■ DATA IN THIS EXERCISE:
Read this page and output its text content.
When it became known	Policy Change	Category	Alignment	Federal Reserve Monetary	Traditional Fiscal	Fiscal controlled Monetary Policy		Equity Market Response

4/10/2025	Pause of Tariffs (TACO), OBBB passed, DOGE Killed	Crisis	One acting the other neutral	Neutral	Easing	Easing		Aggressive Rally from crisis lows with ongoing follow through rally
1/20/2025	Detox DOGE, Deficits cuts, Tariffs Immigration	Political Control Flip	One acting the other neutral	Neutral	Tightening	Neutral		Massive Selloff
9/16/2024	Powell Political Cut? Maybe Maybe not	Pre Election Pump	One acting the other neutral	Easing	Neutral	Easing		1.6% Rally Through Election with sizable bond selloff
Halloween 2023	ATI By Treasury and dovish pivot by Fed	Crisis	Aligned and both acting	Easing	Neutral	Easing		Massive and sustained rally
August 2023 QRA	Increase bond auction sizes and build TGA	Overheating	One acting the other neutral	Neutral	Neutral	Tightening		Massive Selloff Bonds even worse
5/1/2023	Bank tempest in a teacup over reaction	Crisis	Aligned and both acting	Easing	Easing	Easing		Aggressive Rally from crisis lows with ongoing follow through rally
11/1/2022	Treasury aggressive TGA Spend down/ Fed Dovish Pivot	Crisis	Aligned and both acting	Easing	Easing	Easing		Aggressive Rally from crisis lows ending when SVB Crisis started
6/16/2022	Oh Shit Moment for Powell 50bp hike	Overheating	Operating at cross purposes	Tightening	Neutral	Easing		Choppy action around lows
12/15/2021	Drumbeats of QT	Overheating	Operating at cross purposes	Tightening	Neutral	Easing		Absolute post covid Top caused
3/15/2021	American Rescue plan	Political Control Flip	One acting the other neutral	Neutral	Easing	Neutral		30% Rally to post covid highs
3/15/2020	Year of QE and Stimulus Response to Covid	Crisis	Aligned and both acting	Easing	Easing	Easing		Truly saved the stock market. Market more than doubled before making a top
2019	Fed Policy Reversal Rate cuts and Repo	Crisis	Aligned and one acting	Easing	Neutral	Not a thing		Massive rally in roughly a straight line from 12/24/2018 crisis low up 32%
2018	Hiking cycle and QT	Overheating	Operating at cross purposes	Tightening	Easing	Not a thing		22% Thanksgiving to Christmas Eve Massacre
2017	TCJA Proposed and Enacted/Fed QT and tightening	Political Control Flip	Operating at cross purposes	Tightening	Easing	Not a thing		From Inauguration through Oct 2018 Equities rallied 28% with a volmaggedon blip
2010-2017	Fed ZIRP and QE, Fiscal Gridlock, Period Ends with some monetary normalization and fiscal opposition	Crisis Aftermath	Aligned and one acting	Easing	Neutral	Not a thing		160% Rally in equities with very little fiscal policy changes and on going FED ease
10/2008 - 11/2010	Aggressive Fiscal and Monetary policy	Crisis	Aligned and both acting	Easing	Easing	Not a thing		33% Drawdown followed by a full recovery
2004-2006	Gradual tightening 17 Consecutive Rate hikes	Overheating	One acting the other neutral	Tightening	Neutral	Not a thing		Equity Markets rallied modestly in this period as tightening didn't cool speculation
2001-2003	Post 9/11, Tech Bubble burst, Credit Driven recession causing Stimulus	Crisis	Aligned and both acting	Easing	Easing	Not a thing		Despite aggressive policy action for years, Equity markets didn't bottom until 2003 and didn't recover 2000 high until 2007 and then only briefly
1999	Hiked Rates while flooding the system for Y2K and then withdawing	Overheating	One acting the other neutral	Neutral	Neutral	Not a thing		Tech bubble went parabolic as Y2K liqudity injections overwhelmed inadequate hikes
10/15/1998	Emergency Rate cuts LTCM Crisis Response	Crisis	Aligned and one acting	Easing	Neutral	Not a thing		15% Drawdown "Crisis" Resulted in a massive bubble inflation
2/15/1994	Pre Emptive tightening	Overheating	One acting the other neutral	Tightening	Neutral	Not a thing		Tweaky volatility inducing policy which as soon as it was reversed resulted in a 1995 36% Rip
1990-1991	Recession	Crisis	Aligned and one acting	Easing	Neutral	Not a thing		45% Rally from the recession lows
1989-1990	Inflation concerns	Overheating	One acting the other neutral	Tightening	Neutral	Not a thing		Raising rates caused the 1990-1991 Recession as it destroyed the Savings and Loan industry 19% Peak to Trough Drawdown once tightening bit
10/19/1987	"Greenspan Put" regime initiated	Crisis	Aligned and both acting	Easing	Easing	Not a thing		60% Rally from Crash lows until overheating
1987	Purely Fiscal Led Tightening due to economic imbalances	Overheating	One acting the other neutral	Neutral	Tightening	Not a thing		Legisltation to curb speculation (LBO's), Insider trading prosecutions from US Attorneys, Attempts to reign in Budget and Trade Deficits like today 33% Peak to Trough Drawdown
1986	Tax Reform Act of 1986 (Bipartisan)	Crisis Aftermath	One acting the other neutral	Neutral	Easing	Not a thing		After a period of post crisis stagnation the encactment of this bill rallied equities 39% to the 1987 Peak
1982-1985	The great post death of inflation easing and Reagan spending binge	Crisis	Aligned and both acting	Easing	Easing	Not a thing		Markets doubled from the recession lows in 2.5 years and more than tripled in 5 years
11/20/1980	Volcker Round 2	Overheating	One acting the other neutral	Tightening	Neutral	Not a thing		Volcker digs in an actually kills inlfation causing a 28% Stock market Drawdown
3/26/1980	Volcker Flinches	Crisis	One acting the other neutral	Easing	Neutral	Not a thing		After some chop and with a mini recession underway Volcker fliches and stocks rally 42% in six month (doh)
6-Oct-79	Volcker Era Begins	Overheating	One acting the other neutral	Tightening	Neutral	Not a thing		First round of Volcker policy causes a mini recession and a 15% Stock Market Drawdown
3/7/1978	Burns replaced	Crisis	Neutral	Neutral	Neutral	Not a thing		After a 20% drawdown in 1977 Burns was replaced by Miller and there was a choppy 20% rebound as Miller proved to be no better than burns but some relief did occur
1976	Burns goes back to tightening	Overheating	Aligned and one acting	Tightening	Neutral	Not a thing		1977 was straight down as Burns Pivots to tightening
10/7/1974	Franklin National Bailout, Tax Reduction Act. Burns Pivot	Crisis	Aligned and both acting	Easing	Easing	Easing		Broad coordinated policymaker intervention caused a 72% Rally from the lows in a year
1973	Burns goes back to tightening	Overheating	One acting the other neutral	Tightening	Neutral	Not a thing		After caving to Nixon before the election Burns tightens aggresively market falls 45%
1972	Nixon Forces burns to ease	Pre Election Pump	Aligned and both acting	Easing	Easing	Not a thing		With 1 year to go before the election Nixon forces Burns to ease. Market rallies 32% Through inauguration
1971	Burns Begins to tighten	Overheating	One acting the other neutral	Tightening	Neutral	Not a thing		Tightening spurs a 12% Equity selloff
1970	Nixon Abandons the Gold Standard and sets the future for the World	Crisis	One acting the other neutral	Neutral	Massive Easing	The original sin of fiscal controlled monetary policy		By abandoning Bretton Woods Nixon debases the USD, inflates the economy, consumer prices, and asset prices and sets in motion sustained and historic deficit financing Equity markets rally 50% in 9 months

■ THE TASK: Copy out the whole listing exactly; please set it all down.

■ THE RESPONSE:
Read this page and output its text content.
When it became known	Policy Change	Category	Alignment	Federal Reserve Monetary	Traditional Fiscal	Fiscal controlled Monetary Policy		Equity Market Response

4/10/2025	Pause of Tariffs (TACO), OBBB passed, DOGE Killed	Crisis	One acting the other neutral	Neutral	Easing	Easing		Aggressive Rally from crisis lows with ongoing follow through rally
1/20/2025	Detox DOGE, Deficits cuts, Tariffs Immigration	Political Control Flip	One acting the other neutral	Neutral	Tightening	Neutral		Massive Selloff
9/16/2024	Powell Political Cut? Maybe Maybe not	Pre Election Pump	One acting the other neutral	Easing	Neutral	Easing		1.6% Rally Through Election with sizable bond selloff
Halloween 2023	ATI By Treasury and dovish pivot by Fed	Crisis	Aligned and both acting	Easing	Neutral	Easing		Massive and sustained rally
August 2023 QRA	Increase bond auction sizes and build TGA	Overheating	One acting the other neutral	Neutral	Neutral	Tightening		Massive Selloff Bonds even worse
5/1/2023	Bank tempest in a teacup over reaction	Crisis	Aligned and both acting	Easing	Easing	Easing		Aggressive Rally from crisis lows with ongoing follow through rally
11/1/2022	Treasury aggressive TGA Spend down/ Fed Dovish Pivot	Crisis	Aligned and both acting	Easing	Easing	Easing		Aggressive Rally from crisis lows ending when SVB Crisis started
6/16/2022	Oh Shit Moment for Powell 50bp hike	Overheating	Operating at cross purposes	Tightening	Neutral	Easing		Choppy action around lows
12/15/2021	Drumbeats of QT	Overheating	Operating at cross purposes	Tightening	Neutral	Easing		Absolute post covid Top caused
3/15/2021	American Rescue plan	Political Control Flip	One acting the other neutral	Neutral	Easing	Neutral		30% Rally to post covid highs
3/15/2020	Year of QE and Stimulus Response to Covid	Crisis	Aligned and both acting	Easing	Easing	Easing		Truly saved the stock market. Market more than doubled before making a top
2019	Fed Policy Reversal Rate cuts and Repo	Crisis	Aligned and one acting	Easing	Neutral	Not a thing		Massive rally in roughly a straight line from 12/24/2018 crisis low up 32%
2018	Hiking cycle and QT	Overheating	Operating at cross purposes	Tightening	Easing	Not a thing		22% Thanksgiving to Christmas Eve Massacre
2017	TCJA Proposed and Enacted/Fed QT and tightening	Political Control Flip	Operating at cross purposes	Tightening	Easing	Not a thing		From Inauguration through Oct 2018 Equities rallied 28% with a volmaggedon blip
2010-2017	Fed ZIRP and QE, Fiscal Gridlock, Period Ends with some monetary normalization and fiscal opposition	Crisis Aftermath	Aligned and one acting	Easing	Neutral	Not a thing		160% Rally in equities with very little fiscal policy changes and on going FED ease
10/2008 - 11/2010	Aggressive Fiscal and Monetary policy	Crisis	Aligned and both acting	Easing	Easing	Not a thing		33% Drawdown followed by a full recovery
2004-2006	Gradual tightening 17 Consecutive Rate hikes	Overheating	One acting the other neutral	Tightening	Neutral	Not a thing		Equity Markets rallied modestly in this period as tightening didn't cool speculation
2001-2003	Post 9/11, Tech Bubble burst, Credit Driven recession causing Stimulus	Crisis	Aligned and both acting	Easing	Easing	Not a thing		Despite aggressive policy action for years, Equity markets didn't bottom until 2003 and didn't recover 2000 high until 2007 and then only briefly
1999	Hiked Rates while flooding the system for Y2K and then withdawing	Overheating	One acting the other neutral	Neutral	Neutral	Not a thing		Tech bubble went parabolic as Y2K liqudity injections overwhelmed inadequate hikes
10/15/1998	Emergency Rate cuts LTCM Crisis Response	Crisis	Aligned and one acting	Easing	Neutral	Not a thing		15% Drawdown "Crisis" Resulted in a massive bubble inflation
2/15/1994	Pre Emptive tightening	Overheating	One acting the other neutral	Tightening	Neutral	Not a thing		Tweaky volatility inducing policy which as soon as it was reversed resulted in a 1995 36% Rip
1990-1991	Recession	Crisis	Aligned and one acting	Easing	Neutral	Not a thing		45% Rally from the recession lows
1989-1990	Inflation concerns	Overheating	One acting the other neutral	Tightening	Neutral	Not a thing		Raising rates caused the 1990-1991 Recession as it destroyed the Savings and Loan industry 19% Peak to Trough Drawdown once tightening bit
10/19/1987	"Greenspan Put" regime initiated	Crisis	Aligned and both acting	Easing	Easing	Not a thing		60% Rally from Crash lows until overheating
1987	Purely Fiscal Led Tightening due to economic imbalances	Overheating	One acting the other neutral	Neutral	Tightening	Not a thing		Legisltation to curb speculation (LBO's), Insider trading prosecutions from US Attorneys, Attempts to reign in Budget and Trade Deficits like today 33% Peak to Trough Drawdown
1986	Tax Reform Act of 1986 (Bipartisan)	Crisis Aftermath	One acting the other neutral	Neutral	Easing	Not a thing		After a period of post crisis stagnation the encactment of this bill rallied equities 39% to the 1987 Peak
1982-1985	The great post death of inflation easing and Reagan spending binge	Crisis	Aligned and both acting	Easing	Easing	Not a thing		Markets doubled from the recession lows in 2.5 years and more than tripled in 5 years
11/20/1980	Volcker Round 2	Overheating	One acting the other neutral	Tightening	Neutral	Not a thing		Volcker digs in an actually kills inlfation causing a 28% Stock market Drawdown
3/26/1980	Volcker Flinches	Crisis	One acting the other neutral	Easing	Neutral	Not a thing		After some chop and with a mini recession underway Volcker fliches and stocks rally 42% in six month (doh)
6-Oct-79	Volcker Era Begins	Overheating	One acting the other neutral	Tightening	Neutral	Not a thing		First round of Volcker policy causes a mini recession and a 15% Stock Market Drawdown
3/7/1978	Burns replaced	Crisis	Neutral	Neutral	Neutral	Not a thing		After a 20% drawdown in 1977 Burns was replaced by Miller and there was a choppy 20% rebound as Miller proved to be no better than burns but some relief did occur
1976	Burns goes back to tightening	Overheating	Aligned and one acting	Tightening	Neutral	Not a thing		1977 was straight down as Burns Pivots to tightening
10/7/1974	Franklin National Bailout, Tax Reduction Act. Burns Pivot	Crisis	Aligned and both acting	Easing	Easing	Easing		Broad coordinated policymaker intervention caused a 72% Rally from the lows in a year
1973	Burns goes back to tightening	Overheating	One acting the other neutral	Tightening	Neutral	Not a thing		After caving to Nixon before the election Burns tightens aggresively market falls 45%
1972	Nixon Forces burns to ease	Pre Election Pump	Aligned and both acting	Easing	Easing	Not a thing		With 1 year to go before the election Nixon forces Burns to ease. Market rallies 32% Through inauguration
1971	Burns Begins to tighten	Overheating	One acting the other neutral	Tightening	Neutral	Not a thing		Tightening spurs a 12% Equity selloff
1970	Nixon Abandons the Gold Standard and sets the future for the World	Crisis	One acting the other neutral	Neutral	Massive Easing	The original sin of fiscal controlled monetary policy		By abandoning Bretton Woods Nixon debases the USD, inflates the economy, consumer prices, and asset prices and sets in motion sustained and historic deficit financing Equity markets rally 50% in 9 months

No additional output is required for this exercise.